- **Aim**
Scan the data below for the string "ensuring". Show every line where it turns up.

- **Raw records**
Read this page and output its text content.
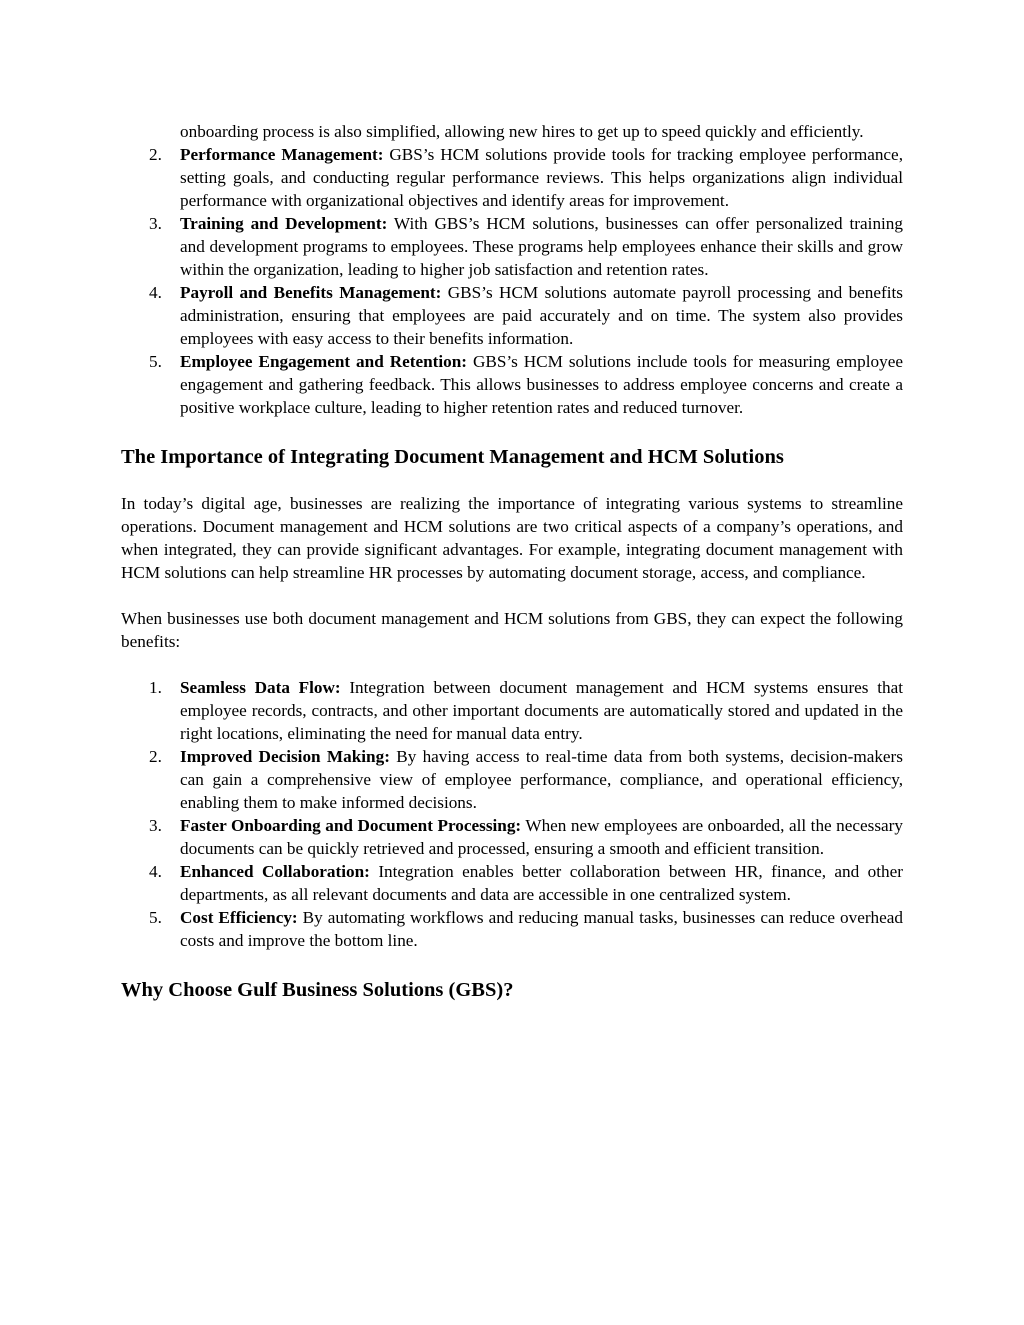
onboarding process is also simplified, allowing new hires to get up to speed quickly and efficiently.
2. Performance Management: GBS’s HCM solutions provide tools for tracking employee performance, setting goals, and conducting regular performance reviews. This helps organizations align individual performance with organizational objectives and identify areas for improvement.
3. Training and Development: With GBS’s HCM solutions, businesses can offer personalized training and development programs to employees. These programs help employees enhance their skills and grow within the organization, leading to higher job satisfaction and retention rates.
4. Payroll and Benefits Management: GBS’s HCM solutions automate payroll processing and benefits administration, ensuring that employees are paid accurately and on time. The system also provides employees with easy access to their benefits information.
5. Employee Engagement and Retention: GBS’s HCM solutions include tools for measuring employee engagement and gathering feedback. This allows businesses to address employee concerns and create a positive workplace culture, leading to higher retention rates and reduced turnover.
The Importance of Integrating Document Management and HCM Solutions

In today’s digital age, businesses are realizing the importance of integrating various systems to streamline operations. Document management and HCM solutions are two critical aspects of a company’s operations, and when integrated, they can provide significant advantages. For example, integrating document management with HCM solutions can help streamline HR processes by automating document storage, access, and compliance.

When businesses use both document management and HCM solutions from GBS, they can expect the following benefits:

1. Seamless Data Flow: Integration between document management and HCM systems ensures that employee records, contracts, and other important documents are automatically stored and updated in the right locations, eliminating the need for manual data entry.
2. Improved Decision Making: By having access to real-time data from both systems, decision-makers can gain a comprehensive view of employee performance, compliance, and operational efficiency, enabling them to make informed decisions.
3. Faster Onboarding and Document Processing: When new employees are onboarded, all the necessary documents can be quickly retrieved and processed, ensuring a smooth and efficient transition.
4. Enhanced Collaboration: Integration enables better collaboration between HR, finance, and other departments, as all relevant documents and data are accessible in one centralized system.
5. Cost Efficiency: By automating workflows and reducing manual tasks, businesses can reduce overhead costs and improve the bottom line.
Why Choose Gulf Business Solutions (GBS)?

- **The output**
4. Payroll and Benefits Management: GBS’s HCM solutions automate payroll processing and benefits administration, ensuring that employees are paid accurately and on time. The system also provides employees with easy access to their benefits information.
3. Faster Onboarding and Document Processing: When new employees are onboarded, all the necessary documents can be quickly retrieved and processed, ensuring a smooth and efficient transition.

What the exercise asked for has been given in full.